— START SUPPLIED INFORMATION —
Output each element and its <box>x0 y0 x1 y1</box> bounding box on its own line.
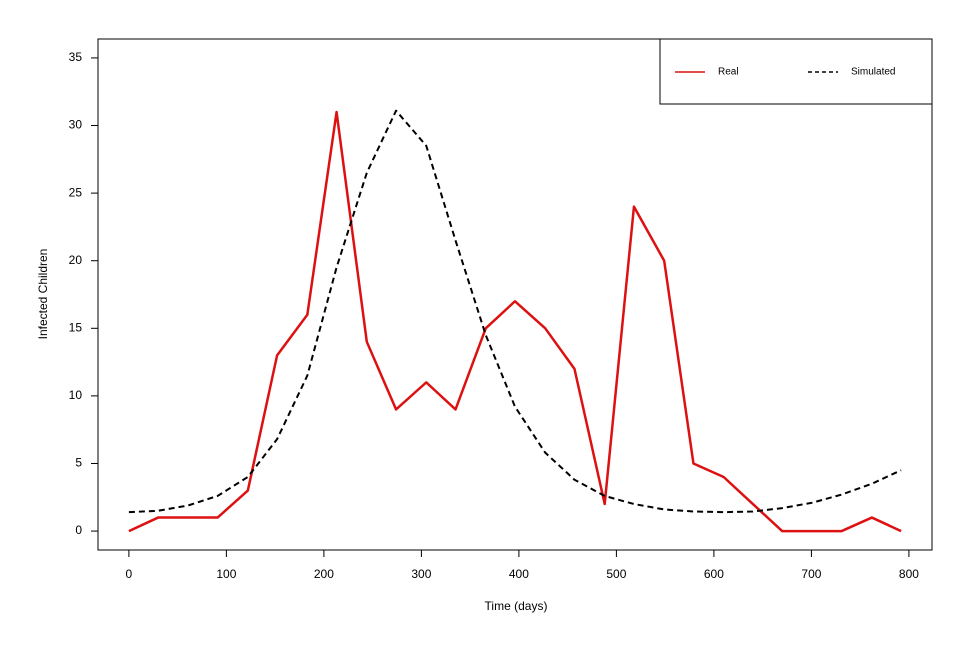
x-axis-title: Time (days) <box>485 599 548 613</box>
x-tick-label: 600 <box>704 567 724 581</box>
y-tick-label: 15 <box>69 320 83 334</box>
x-tick-label: 500 <box>606 567 626 581</box>
y-tick-label: 30 <box>69 118 83 132</box>
x-tick-label: 200 <box>314 567 334 581</box>
series-line <box>128 110 902 533</box>
y-tick-label: 20 <box>69 253 83 267</box>
y-tick-label: 5 <box>75 456 82 470</box>
y-tick-label: 0 <box>75 523 82 537</box>
legend-label: Simulated <box>851 67 895 78</box>
y-axis-title: Infected Children <box>36 249 50 340</box>
series-line <box>128 109 902 514</box>
legend-box <box>659 38 933 105</box>
y-tick-label: 10 <box>69 388 83 402</box>
x-tick-label: 100 <box>216 567 236 581</box>
y-tick-label: 35 <box>69 50 83 64</box>
x-tick-label: 400 <box>509 567 529 581</box>
x-tick-label: 700 <box>801 567 821 581</box>
x-tick-label: 0 <box>126 567 133 581</box>
y-tick-label: 25 <box>69 185 83 199</box>
legend: Real Simulated <box>659 38 933 105</box>
plot-frame <box>97 38 933 551</box>
legend-label: Real <box>718 67 739 78</box>
x-tick-label: 800 <box>899 567 919 581</box>
x-tick-label: 300 <box>411 567 431 581</box>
— END SUPPLIED INFORMATION —
> STATED PROBLEM: Reproduce the lines above verbatim, omitting the picture.

> SOLUTION TO THIS PROBLEM:
Output each element and its <box>x0 y0 x1 y1</box> bounding box on its own line.
x-axis-title: Time (days) <box>485 599 548 613</box>
x-tick-label: 600 <box>704 567 724 581</box>
y-tick-label: 15 <box>69 320 83 334</box>
x-tick-label: 500 <box>606 567 626 581</box>
y-tick-label: 30 <box>69 118 83 132</box>
x-tick-label: 200 <box>314 567 334 581</box>
series-line <box>128 110 902 533</box>
y-tick-label: 20 <box>69 253 83 267</box>
y-tick-label: 5 <box>75 456 82 470</box>
y-tick-label: 0 <box>75 523 82 537</box>
legend-label: Simulated <box>851 67 895 78</box>
y-axis-title: Infected Children <box>36 249 50 340</box>
series-line <box>128 109 902 514</box>
legend-box <box>659 38 933 105</box>
y-tick-label: 10 <box>69 388 83 402</box>
x-tick-label: 100 <box>216 567 236 581</box>
y-tick-label: 35 <box>69 50 83 64</box>
x-tick-label: 400 <box>509 567 529 581</box>
x-tick-label: 700 <box>801 567 821 581</box>
x-tick-label: 0 <box>126 567 133 581</box>
y-tick-label: 25 <box>69 185 83 199</box>
legend: Real Simulated <box>659 38 933 105</box>
plot-frame <box>97 38 933 551</box>
legend-label: Real <box>718 67 739 78</box>
x-tick-label: 800 <box>899 567 919 581</box>
x-tick-label: 300 <box>411 567 431 581</box>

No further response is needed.